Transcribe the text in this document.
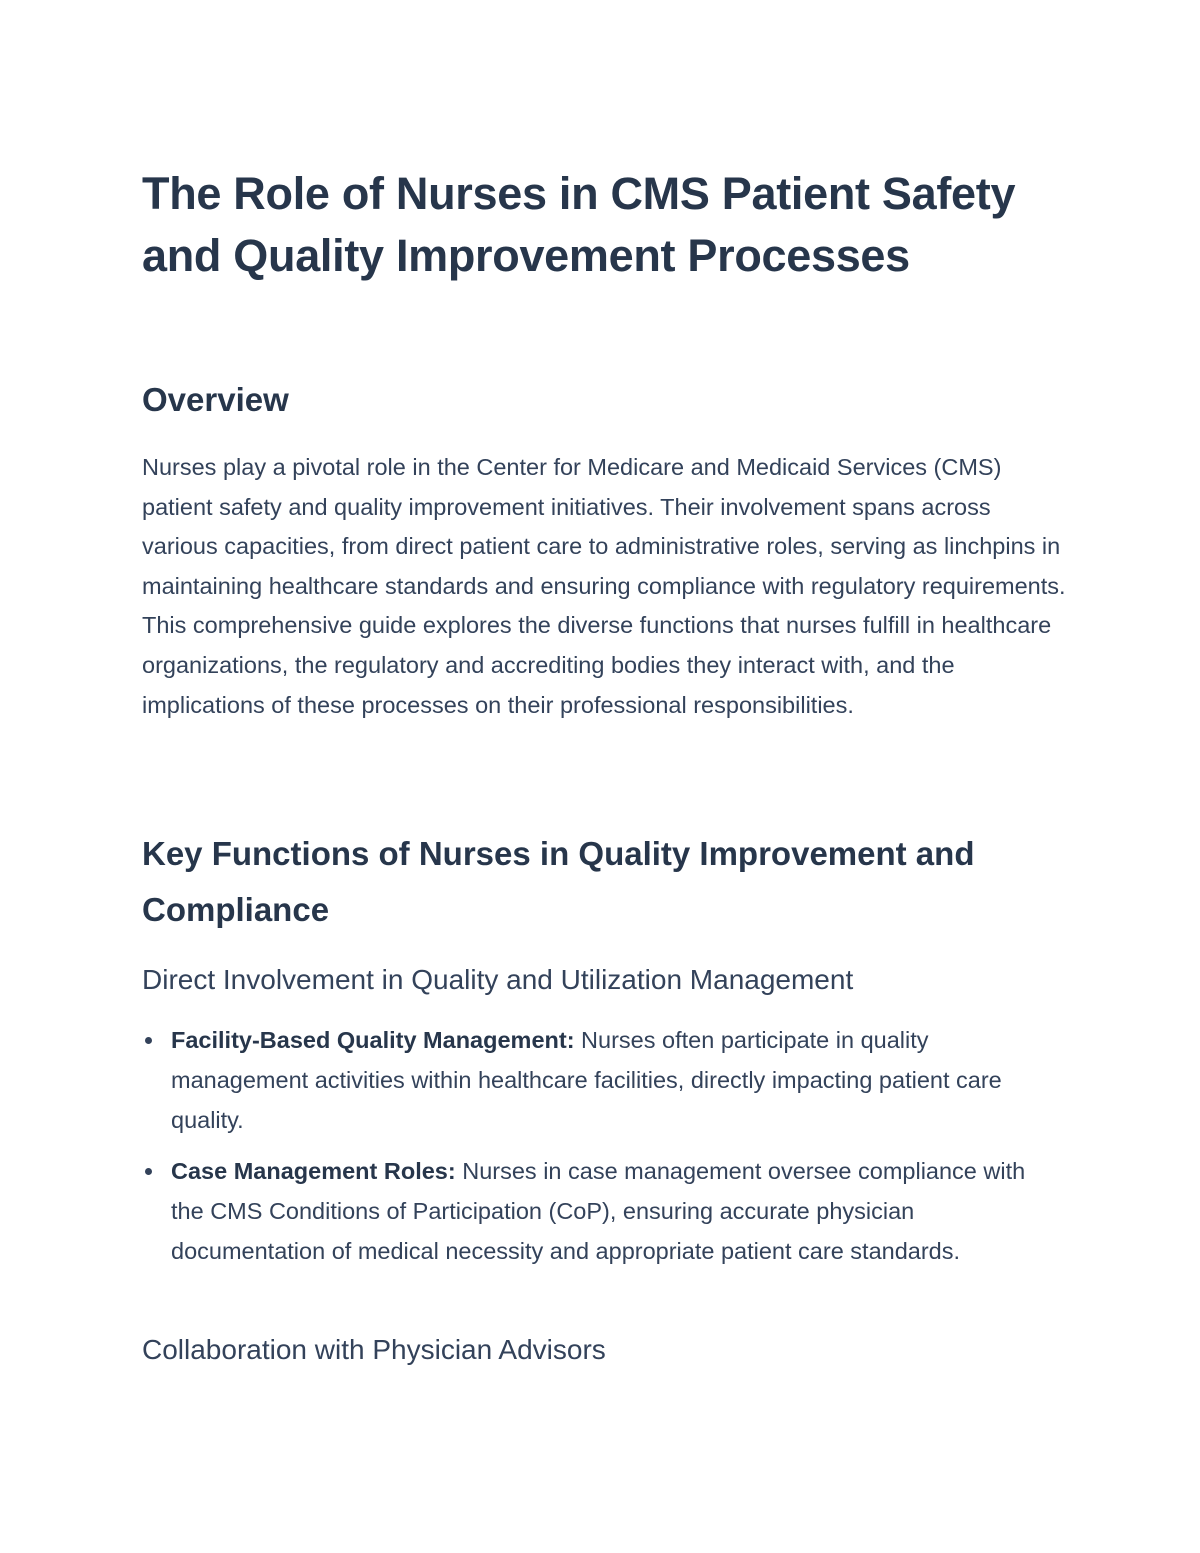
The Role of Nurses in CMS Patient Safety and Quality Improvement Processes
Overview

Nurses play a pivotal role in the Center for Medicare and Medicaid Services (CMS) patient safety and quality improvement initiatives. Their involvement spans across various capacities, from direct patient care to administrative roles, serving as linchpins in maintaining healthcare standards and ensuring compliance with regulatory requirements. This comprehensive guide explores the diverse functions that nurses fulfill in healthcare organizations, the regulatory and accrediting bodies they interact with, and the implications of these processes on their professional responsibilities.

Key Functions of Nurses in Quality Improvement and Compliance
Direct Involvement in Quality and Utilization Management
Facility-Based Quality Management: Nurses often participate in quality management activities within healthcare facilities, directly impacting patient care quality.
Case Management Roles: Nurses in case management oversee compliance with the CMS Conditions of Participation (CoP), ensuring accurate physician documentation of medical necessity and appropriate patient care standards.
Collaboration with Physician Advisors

▸ What you are asked to do: Only a number is expected here: the count of lines in the listing that hold the string "standards".

▸ Complete response: 2